- **What is asked**
Drop every picture and give the entries back exactly.

- **Material for this task**
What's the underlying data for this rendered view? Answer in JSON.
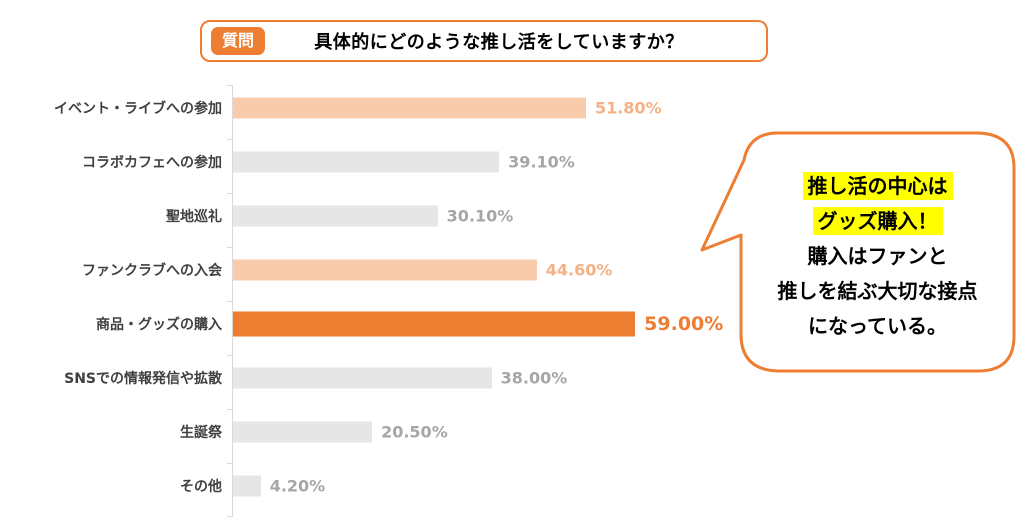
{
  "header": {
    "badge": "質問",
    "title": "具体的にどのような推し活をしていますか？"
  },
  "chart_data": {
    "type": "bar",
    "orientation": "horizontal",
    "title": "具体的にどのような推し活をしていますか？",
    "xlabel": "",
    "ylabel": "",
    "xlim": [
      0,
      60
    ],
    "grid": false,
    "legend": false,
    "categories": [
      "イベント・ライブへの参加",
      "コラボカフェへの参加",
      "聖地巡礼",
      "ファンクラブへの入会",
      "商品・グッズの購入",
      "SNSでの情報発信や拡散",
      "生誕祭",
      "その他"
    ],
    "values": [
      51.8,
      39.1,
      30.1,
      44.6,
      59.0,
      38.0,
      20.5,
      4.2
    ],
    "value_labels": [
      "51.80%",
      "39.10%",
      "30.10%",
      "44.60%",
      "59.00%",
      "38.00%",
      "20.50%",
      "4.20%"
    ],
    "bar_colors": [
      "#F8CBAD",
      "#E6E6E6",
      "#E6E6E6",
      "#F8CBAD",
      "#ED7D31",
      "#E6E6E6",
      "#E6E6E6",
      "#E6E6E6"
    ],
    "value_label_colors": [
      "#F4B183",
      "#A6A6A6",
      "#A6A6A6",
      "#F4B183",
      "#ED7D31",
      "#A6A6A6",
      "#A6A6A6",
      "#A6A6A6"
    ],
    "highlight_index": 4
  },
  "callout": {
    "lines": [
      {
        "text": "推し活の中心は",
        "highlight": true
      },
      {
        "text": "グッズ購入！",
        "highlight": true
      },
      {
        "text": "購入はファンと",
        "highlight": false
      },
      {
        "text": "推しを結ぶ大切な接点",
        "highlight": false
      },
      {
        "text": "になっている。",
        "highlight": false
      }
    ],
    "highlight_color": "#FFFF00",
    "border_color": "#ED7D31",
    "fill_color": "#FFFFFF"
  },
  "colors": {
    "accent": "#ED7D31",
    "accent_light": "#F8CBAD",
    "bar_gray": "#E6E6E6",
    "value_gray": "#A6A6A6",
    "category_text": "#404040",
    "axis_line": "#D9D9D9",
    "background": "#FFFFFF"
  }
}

- **Output for this task**
What's the underlying data for this rendered view? Answer in JSON.
{
  "header": {
    "badge": "質問",
    "title": "具体的にどのような推し活をしていますか？"
  },
  "chart_data": {
    "type": "bar",
    "orientation": "horizontal",
    "title": "具体的にどのような推し活をしていますか？",
    "xlabel": "",
    "ylabel": "",
    "xlim": [
      0,
      60
    ],
    "grid": false,
    "legend": false,
    "categories": [
      "イベント・ライブへの参加",
      "コラボカフェへの参加",
      "聖地巡礼",
      "ファンクラブへの入会",
      "商品・グッズの購入",
      "SNSでの情報発信や拡散",
      "生誕祭",
      "その他"
    ],
    "values": [
      51.8,
      39.1,
      30.1,
      44.6,
      59.0,
      38.0,
      20.5,
      4.2
    ],
    "value_labels": [
      "51.80%",
      "39.10%",
      "30.10%",
      "44.60%",
      "59.00%",
      "38.00%",
      "20.50%",
      "4.20%"
    ],
    "bar_colors": [
      "#F8CBAD",
      "#E6E6E6",
      "#E6E6E6",
      "#F8CBAD",
      "#ED7D31",
      "#E6E6E6",
      "#E6E6E6",
      "#E6E6E6"
    ],
    "value_label_colors": [
      "#F4B183",
      "#A6A6A6",
      "#A6A6A6",
      "#F4B183",
      "#ED7D31",
      "#A6A6A6",
      "#A6A6A6",
      "#A6A6A6"
    ],
    "highlight_index": 4
  },
  "callout": {
    "lines": [
      {
        "text": "推し活の中心は",
        "highlight": true
      },
      {
        "text": "グッズ購入！",
        "highlight": true
      },
      {
        "text": "購入はファンと",
        "highlight": false
      },
      {
        "text": "推しを結ぶ大切な接点",
        "highlight": false
      },
      {
        "text": "になっている。",
        "highlight": false
      }
    ],
    "highlight_color": "#FFFF00",
    "border_color": "#ED7D31",
    "fill_color": "#FFFFFF"
  },
  "colors": {
    "accent": "#ED7D31",
    "accent_light": "#F8CBAD",
    "bar_gray": "#E6E6E6",
    "value_gray": "#A6A6A6",
    "category_text": "#404040",
    "axis_line": "#D9D9D9",
    "background": "#FFFFFF"
  }
}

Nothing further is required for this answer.